Directions for this task
Search the material for the string "其结构式及中文系统名称如下" and copy each line where it occurs.

Given data
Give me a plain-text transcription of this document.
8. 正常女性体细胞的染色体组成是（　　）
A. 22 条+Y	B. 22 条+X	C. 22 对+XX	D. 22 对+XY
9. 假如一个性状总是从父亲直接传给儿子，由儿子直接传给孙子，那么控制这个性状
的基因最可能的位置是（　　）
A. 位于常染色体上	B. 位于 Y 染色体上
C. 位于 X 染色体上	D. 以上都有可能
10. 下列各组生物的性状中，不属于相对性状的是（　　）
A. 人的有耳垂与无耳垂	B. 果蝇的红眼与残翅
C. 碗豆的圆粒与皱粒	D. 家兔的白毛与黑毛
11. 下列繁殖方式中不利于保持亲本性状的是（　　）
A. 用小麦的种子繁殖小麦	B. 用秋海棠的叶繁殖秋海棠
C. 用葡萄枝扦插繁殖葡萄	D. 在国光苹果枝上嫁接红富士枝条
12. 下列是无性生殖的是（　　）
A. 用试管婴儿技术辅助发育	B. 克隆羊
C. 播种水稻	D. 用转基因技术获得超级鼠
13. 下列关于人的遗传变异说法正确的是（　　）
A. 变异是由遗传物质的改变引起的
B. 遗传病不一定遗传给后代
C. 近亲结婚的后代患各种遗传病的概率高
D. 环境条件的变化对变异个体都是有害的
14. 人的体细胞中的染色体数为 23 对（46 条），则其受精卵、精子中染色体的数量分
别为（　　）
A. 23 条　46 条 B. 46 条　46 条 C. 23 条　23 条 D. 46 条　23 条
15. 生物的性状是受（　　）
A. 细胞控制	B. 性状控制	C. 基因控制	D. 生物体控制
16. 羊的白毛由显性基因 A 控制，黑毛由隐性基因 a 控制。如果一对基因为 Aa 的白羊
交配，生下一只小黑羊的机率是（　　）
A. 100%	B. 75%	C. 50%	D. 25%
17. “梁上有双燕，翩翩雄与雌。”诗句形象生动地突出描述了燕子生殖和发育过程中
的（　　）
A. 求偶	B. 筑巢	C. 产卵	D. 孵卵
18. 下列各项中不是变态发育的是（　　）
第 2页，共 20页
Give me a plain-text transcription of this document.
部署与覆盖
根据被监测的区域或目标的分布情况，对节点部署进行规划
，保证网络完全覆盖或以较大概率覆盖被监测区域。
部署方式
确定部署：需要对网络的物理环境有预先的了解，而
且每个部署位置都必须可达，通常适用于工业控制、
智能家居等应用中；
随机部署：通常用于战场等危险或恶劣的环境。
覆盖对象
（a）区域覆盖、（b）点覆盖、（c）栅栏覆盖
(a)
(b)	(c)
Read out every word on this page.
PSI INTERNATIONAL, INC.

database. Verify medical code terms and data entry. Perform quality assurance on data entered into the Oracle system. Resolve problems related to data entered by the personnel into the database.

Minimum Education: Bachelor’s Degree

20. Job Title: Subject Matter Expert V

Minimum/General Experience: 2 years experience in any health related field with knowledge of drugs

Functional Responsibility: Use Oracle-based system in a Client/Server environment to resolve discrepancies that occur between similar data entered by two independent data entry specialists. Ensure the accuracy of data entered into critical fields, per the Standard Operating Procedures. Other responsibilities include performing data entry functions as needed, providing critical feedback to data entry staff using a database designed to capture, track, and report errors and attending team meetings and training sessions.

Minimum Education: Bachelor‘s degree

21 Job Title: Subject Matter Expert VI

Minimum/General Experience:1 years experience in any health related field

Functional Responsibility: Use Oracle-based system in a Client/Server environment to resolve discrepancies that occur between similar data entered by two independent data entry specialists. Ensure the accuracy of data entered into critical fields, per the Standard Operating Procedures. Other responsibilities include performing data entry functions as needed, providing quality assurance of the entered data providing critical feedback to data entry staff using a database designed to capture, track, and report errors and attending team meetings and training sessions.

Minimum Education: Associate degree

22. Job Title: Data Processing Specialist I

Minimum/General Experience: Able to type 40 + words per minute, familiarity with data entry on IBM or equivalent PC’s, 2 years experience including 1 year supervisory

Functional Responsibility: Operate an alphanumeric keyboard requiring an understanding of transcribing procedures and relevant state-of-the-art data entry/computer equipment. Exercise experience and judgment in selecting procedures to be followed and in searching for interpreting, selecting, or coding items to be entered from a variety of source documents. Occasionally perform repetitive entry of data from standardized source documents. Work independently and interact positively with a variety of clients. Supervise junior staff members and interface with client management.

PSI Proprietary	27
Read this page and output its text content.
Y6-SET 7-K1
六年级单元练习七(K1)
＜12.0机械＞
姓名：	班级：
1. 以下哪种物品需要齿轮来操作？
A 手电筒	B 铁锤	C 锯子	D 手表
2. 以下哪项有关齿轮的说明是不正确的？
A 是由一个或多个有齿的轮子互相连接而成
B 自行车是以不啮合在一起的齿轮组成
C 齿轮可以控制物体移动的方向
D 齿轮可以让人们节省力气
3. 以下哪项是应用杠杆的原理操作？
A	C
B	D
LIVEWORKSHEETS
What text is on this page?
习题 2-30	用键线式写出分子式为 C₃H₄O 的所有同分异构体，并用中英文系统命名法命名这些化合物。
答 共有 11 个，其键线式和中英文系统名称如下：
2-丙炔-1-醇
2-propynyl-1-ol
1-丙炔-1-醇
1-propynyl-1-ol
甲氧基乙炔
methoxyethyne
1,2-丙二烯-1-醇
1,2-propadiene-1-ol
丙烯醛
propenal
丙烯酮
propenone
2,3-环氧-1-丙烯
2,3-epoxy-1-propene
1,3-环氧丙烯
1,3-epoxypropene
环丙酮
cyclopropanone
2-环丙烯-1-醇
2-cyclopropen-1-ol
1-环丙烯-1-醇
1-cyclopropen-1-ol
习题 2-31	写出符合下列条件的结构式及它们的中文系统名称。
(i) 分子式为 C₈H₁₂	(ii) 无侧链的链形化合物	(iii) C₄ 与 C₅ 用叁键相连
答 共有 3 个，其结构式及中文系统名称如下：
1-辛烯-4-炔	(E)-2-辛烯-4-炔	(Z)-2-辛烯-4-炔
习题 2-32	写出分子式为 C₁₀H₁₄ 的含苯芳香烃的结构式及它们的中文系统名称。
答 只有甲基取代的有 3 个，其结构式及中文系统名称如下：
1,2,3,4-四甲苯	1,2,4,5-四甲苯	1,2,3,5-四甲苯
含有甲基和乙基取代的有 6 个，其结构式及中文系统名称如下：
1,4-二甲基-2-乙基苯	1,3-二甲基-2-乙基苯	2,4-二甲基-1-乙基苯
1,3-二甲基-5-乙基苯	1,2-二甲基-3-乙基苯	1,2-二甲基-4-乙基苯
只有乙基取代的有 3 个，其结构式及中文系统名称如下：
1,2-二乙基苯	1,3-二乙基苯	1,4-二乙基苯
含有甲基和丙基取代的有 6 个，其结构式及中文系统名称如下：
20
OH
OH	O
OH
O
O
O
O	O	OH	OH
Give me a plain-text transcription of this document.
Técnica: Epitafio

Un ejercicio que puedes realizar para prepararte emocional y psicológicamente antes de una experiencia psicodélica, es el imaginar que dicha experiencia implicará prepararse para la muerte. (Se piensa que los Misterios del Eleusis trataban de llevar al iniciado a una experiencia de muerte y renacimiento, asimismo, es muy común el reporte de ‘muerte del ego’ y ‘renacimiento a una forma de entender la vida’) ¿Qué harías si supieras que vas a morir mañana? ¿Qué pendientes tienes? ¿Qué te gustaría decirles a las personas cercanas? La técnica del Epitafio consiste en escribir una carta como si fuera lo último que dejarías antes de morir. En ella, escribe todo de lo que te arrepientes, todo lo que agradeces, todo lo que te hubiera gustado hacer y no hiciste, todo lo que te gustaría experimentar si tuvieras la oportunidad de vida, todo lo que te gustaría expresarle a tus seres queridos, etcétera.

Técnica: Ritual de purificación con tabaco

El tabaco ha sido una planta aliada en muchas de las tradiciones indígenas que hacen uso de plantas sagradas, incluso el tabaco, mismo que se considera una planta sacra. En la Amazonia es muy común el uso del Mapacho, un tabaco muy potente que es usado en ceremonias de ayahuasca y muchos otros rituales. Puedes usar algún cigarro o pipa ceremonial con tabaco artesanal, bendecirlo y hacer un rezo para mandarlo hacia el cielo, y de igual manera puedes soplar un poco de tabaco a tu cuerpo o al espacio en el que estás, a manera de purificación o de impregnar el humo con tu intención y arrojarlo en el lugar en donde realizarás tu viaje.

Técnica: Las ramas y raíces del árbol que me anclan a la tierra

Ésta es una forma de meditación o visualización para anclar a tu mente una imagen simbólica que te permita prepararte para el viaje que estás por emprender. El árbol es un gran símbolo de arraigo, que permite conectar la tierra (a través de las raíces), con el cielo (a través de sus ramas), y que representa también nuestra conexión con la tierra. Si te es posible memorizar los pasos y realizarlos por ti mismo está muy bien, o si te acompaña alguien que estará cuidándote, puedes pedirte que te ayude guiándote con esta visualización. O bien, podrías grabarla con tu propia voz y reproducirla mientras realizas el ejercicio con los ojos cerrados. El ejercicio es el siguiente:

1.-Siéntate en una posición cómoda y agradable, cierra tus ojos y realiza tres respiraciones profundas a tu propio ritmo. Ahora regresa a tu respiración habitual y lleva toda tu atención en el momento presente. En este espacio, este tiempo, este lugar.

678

Solved problem
答 共有 3 个，其结构式及中文系统名称如下：
答 只有甲基取代的有 3 个，其结构式及中文系统名称如下：
含有甲基和乙基取代的有 6 个，其结构式及中文系统名称如下：
只有乙基取代的有 3 个，其结构式及中文系统名称如下：
含有甲基和丙基取代的有 6 个，其结构式及中文系统名称如下：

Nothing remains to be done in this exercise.